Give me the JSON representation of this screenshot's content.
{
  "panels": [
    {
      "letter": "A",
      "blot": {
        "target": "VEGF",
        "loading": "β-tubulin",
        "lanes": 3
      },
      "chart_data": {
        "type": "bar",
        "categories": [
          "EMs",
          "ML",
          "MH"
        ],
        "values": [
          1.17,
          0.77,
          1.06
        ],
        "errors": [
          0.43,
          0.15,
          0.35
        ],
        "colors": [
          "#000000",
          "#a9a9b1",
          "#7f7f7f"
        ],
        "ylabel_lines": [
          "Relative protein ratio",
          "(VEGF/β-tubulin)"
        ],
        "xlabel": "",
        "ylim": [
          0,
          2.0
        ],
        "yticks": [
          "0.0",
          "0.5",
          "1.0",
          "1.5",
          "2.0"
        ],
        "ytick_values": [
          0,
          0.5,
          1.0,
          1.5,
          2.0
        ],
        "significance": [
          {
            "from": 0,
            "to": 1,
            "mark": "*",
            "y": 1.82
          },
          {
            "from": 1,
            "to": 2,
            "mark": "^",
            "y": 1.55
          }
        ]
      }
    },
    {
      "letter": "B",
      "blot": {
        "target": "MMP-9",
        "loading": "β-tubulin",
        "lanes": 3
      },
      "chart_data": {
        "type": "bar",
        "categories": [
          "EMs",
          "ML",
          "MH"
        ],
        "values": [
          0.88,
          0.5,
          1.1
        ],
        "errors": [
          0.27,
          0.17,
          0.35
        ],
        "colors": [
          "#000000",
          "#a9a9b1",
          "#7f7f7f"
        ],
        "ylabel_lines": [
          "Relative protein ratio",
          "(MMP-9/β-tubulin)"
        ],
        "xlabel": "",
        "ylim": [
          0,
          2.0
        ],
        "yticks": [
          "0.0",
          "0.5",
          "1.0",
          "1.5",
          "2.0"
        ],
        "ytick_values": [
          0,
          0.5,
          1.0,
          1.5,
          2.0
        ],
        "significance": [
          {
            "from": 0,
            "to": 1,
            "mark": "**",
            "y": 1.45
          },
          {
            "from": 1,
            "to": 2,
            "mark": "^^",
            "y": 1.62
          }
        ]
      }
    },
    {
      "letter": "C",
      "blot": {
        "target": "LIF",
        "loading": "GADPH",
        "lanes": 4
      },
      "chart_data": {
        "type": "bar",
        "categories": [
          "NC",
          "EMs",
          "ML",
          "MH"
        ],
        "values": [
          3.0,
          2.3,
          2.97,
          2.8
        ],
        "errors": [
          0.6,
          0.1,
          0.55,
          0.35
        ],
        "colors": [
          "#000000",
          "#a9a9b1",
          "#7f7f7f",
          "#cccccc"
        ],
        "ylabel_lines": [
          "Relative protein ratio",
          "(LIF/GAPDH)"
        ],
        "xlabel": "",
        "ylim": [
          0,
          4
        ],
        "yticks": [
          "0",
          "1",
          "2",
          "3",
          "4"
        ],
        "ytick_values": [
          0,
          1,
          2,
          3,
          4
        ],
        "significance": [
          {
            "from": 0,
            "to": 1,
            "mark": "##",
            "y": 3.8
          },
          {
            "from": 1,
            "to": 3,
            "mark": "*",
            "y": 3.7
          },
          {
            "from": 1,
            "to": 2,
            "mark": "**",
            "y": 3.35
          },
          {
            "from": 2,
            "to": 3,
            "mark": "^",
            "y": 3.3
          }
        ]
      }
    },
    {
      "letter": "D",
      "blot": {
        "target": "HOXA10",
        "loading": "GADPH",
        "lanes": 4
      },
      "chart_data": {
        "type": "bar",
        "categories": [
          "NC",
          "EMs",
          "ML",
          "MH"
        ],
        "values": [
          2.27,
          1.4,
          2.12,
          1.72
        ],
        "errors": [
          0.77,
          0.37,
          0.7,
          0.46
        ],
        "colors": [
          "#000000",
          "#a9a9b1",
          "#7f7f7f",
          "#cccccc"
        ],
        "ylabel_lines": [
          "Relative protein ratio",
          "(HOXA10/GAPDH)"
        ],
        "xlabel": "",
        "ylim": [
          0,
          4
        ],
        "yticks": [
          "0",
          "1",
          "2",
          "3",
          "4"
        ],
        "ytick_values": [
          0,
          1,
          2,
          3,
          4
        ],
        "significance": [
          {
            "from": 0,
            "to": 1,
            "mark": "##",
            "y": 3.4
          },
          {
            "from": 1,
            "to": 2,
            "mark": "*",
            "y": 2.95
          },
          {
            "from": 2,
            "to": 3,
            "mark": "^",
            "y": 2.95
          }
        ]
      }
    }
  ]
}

§ WHAT YOU WILL DO:
Once you have read the entries, write them out again without altering a single character.

§ SOLUTION:
Give me the JSON representation of this screenshot's content.
{
  "panels": [
    {
      "letter": "A",
      "blot": {
        "target": "VEGF",
        "loading": "β-tubulin",
        "lanes": 3
      },
      "chart_data": {
        "type": "bar",
        "categories": [
          "EMs",
          "ML",
          "MH"
        ],
        "values": [
          1.17,
          0.77,
          1.06
        ],
        "errors": [
          0.43,
          0.15,
          0.35
        ],
        "colors": [
          "#000000",
          "#a9a9b1",
          "#7f7f7f"
        ],
        "ylabel_lines": [
          "Relative protein ratio",
          "(VEGF/β-tubulin)"
        ],
        "xlabel": "",
        "ylim": [
          0,
          2.0
        ],
        "yticks": [
          "0.0",
          "0.5",
          "1.0",
          "1.5",
          "2.0"
        ],
        "ytick_values": [
          0,
          0.5,
          1.0,
          1.5,
          2.0
        ],
        "significance": [
          {
            "from": 0,
            "to": 1,
            "mark": "*",
            "y": 1.82
          },
          {
            "from": 1,
            "to": 2,
            "mark": "^",
            "y": 1.55
          }
        ]
      }
    },
    {
      "letter": "B",
      "blot": {
        "target": "MMP-9",
        "loading": "β-tubulin",
        "lanes": 3
      },
      "chart_data": {
        "type": "bar",
        "categories": [
          "EMs",
          "ML",
          "MH"
        ],
        "values": [
          0.88,
          0.5,
          1.1
        ],
        "errors": [
          0.27,
          0.17,
          0.35
        ],
        "colors": [
          "#000000",
          "#a9a9b1",
          "#7f7f7f"
        ],
        "ylabel_lines": [
          "Relative protein ratio",
          "(MMP-9/β-tubulin)"
        ],
        "xlabel": "",
        "ylim": [
          0,
          2.0
        ],
        "yticks": [
          "0.0",
          "0.5",
          "1.0",
          "1.5",
          "2.0"
        ],
        "ytick_values": [
          0,
          0.5,
          1.0,
          1.5,
          2.0
        ],
        "significance": [
          {
            "from": 0,
            "to": 1,
            "mark": "**",
            "y": 1.45
          },
          {
            "from": 1,
            "to": 2,
            "mark": "^^",
            "y": 1.62
          }
        ]
      }
    },
    {
      "letter": "C",
      "blot": {
        "target": "LIF",
        "loading": "GADPH",
        "lanes": 4
      },
      "chart_data": {
        "type": "bar",
        "categories": [
          "NC",
          "EMs",
          "ML",
          "MH"
        ],
        "values": [
          3.0,
          2.3,
          2.97,
          2.8
        ],
        "errors": [
          0.6,
          0.1,
          0.55,
          0.35
        ],
        "colors": [
          "#000000",
          "#a9a9b1",
          "#7f7f7f",
          "#cccccc"
        ],
        "ylabel_lines": [
          "Relative protein ratio",
          "(LIF/GAPDH)"
        ],
        "xlabel": "",
        "ylim": [
          0,
          4
        ],
        "yticks": [
          "0",
          "1",
          "2",
          "3",
          "4"
        ],
        "ytick_values": [
          0,
          1,
          2,
          3,
          4
        ],
        "significance": [
          {
            "from": 0,
            "to": 1,
            "mark": "##",
            "y": 3.8
          },
          {
            "from": 1,
            "to": 3,
            "mark": "*",
            "y": 3.7
          },
          {
            "from": 1,
            "to": 2,
            "mark": "**",
            "y": 3.35
          },
          {
            "from": 2,
            "to": 3,
            "mark": "^",
            "y": 3.3
          }
        ]
      }
    },
    {
      "letter": "D",
      "blot": {
        "target": "HOXA10",
        "loading": "GADPH",
        "lanes": 4
      },
      "chart_data": {
        "type": "bar",
        "categories": [
          "NC",
          "EMs",
          "ML",
          "MH"
        ],
        "values": [
          2.27,
          1.4,
          2.12,
          1.72
        ],
        "errors": [
          0.77,
          0.37,
          0.7,
          0.46
        ],
        "colors": [
          "#000000",
          "#a9a9b1",
          "#7f7f7f",
          "#cccccc"
        ],
        "ylabel_lines": [
          "Relative protein ratio",
          "(HOXA10/GAPDH)"
        ],
        "xlabel": "",
        "ylim": [
          0,
          4
        ],
        "yticks": [
          "0",
          "1",
          "2",
          "3",
          "4"
        ],
        "ytick_values": [
          0,
          1,
          2,
          3,
          4
        ],
        "significance": [
          {
            "from": 0,
            "to": 1,
            "mark": "##",
            "y": 3.4
          },
          {
            "from": 1,
            "to": 2,
            "mark": "*",
            "y": 2.95
          },
          {
            "from": 2,
            "to": 3,
            "mark": "^",
            "y": 2.95
          }
        ]
      }
    }
  ]
}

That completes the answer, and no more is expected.